# Your objective:
Copy only what runs from the line containing "Transcribe the text in this document." to the last line, both included, keeping it exact and omitting pictures.

— Begin Given records —

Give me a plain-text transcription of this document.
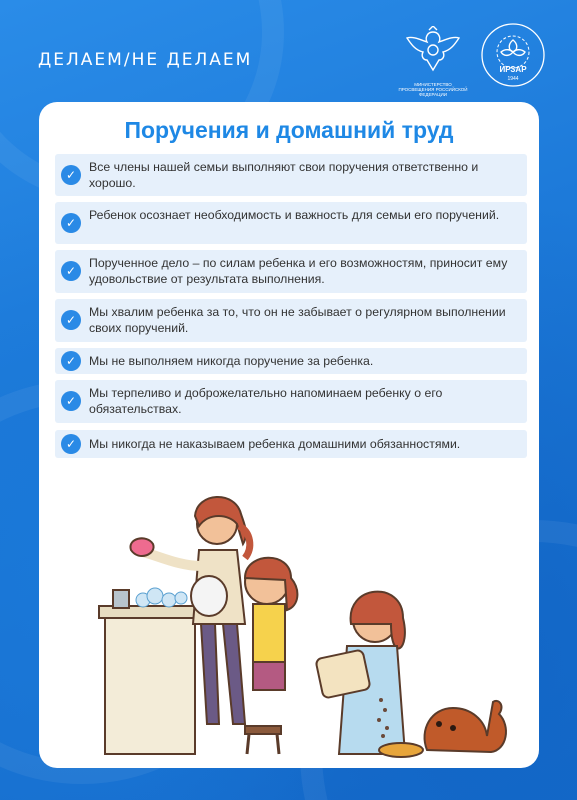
ДЕЛАЕМ/НЕ ДЕЛАЕМ
МИНИСТЕРСТВО ПРОСВЕЩЕНИЯ РОССИЙСКОЙ ФЕДЕРАЦИИ
ИРЗАР
1944
Поручения и домашний труд
✓
Все члены нашей семьи выполняют свои поручения ответственно и хорошо.
✓
Ребенок осознает необходимость и важность для семьи его поручений.
✓
Порученное дело – по силам ребенка и его возможностям, приносит ему удовольствие от результата выполнения.
✓
Мы хвалим ребенка за то, что он не забывает о регулярном выполнении своих поручений.
✓	Мы не выполняем никогда поручение за ребенка.
✓
Мы терпеливо и доброжелательно напоминаем ребенку о его обязательствах.
✓	Мы никогда не наказываем ребенка домашними обязанностями.
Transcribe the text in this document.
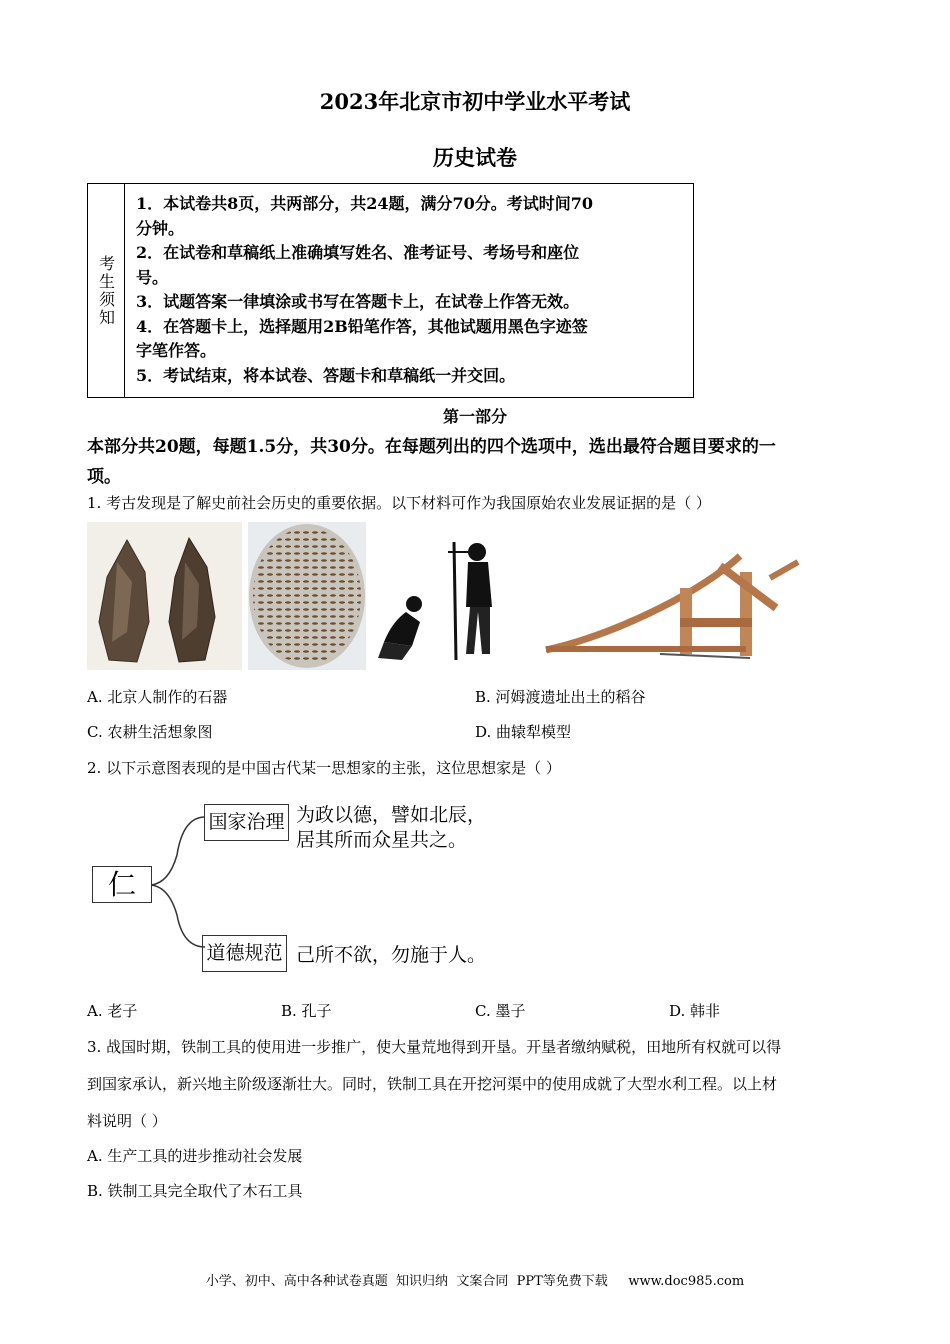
2023年北京市初中学业水平考试
历史试卷
考生须知
1．本试卷共8页，共两部分，共24题，满分70分。考试时间70
分钟。
2．在试卷和草稿纸上准确填写姓名、准考证号、考场号和座位
号。
3．试题答案一律填涂或书写在答题卡上，在试卷上作答无效。
4．在答题卡上，选择题用2B铅笔作答，其他试题用黑色字迹签
字笔作答。
5．考试结束，将本试卷、答题卡和草稿纸一并交回。
第一部分
本部分共20题，每题1.5分，共30分。在每题列出的四个选项中，选出最符合题目要求的一
项。
1. 考古发现是了解史前社会历史的重要依据。以下材料可作为我国原始农业发展证据的是（ ）
A. 北京人制作的石器	B. 河姆渡遗址出土的稻谷
C. 农耕生活想象图	D. 曲辕犁模型
2. 以下示意图表现的是中国古代某一思想家的主张，这位思想家是（ ）
仁
国家治理 为政以德，譬如北辰，
居其所而众星共之。
道德规范 己所不欲，勿施于人。
A. 老子	B. 孔子	C. 墨子	D. 韩非
3. 战国时期，铁制工具的使用进一步推广，使大量荒地得到开垦。开垦者缴纳赋税，田地所有权就可以得
到国家承认，新兴地主阶级逐渐壮大。同时，铁制工具在开挖河渠中的使用成就了大型水利工程。以上材
料说明（ ）
A. 生产工具的进步推动社会发展
B. 铁制工具完全取代了木石工具
小学、初中、高中各种试卷真题  知识归纳  文案合同  PPT等免费下载     www.doc985.com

— End Given records —

# Task answer:
Transcribe the text in this document.
2023年北京市初中学业水平考试
历史试卷
考生须知
1．本试卷共8页，共两部分，共24题，满分70分。考试时间70
分钟。
2．在试卷和草稿纸上准确填写姓名、准考证号、考场号和座位
号。
3．试题答案一律填涂或书写在答题卡上，在试卷上作答无效。
4．在答题卡上，选择题用2B铅笔作答，其他试题用黑色字迹签
字笔作答。
5．考试结束，将本试卷、答题卡和草稿纸一并交回。
第一部分
本部分共20题，每题1.5分，共30分。在每题列出的四个选项中，选出最符合题目要求的一
项。
1. 考古发现是了解史前社会历史的重要依据。以下材料可作为我国原始农业发展证据的是（ ）
A. 北京人制作的石器	B. 河姆渡遗址出土的稻谷
C. 农耕生活想象图	D. 曲辕犁模型
2. 以下示意图表现的是中国古代某一思想家的主张，这位思想家是（ ）
仁
国家治理 为政以德，譬如北辰，
居其所而众星共之。
道德规范 己所不欲，勿施于人。
A. 老子	B. 孔子	C. 墨子	D. 韩非
3. 战国时期，铁制工具的使用进一步推广，使大量荒地得到开垦。开垦者缴纳赋税，田地所有权就可以得
到国家承认，新兴地主阶级逐渐壮大。同时，铁制工具在开挖河渠中的使用成就了大型水利工程。以上材
料说明（ ）
A. 生产工具的进步推动社会发展
B. 铁制工具完全取代了木石工具
小学、初中、高中各种试卷真题  知识归纳  文案合同  PPT等免费下载     www.doc985.com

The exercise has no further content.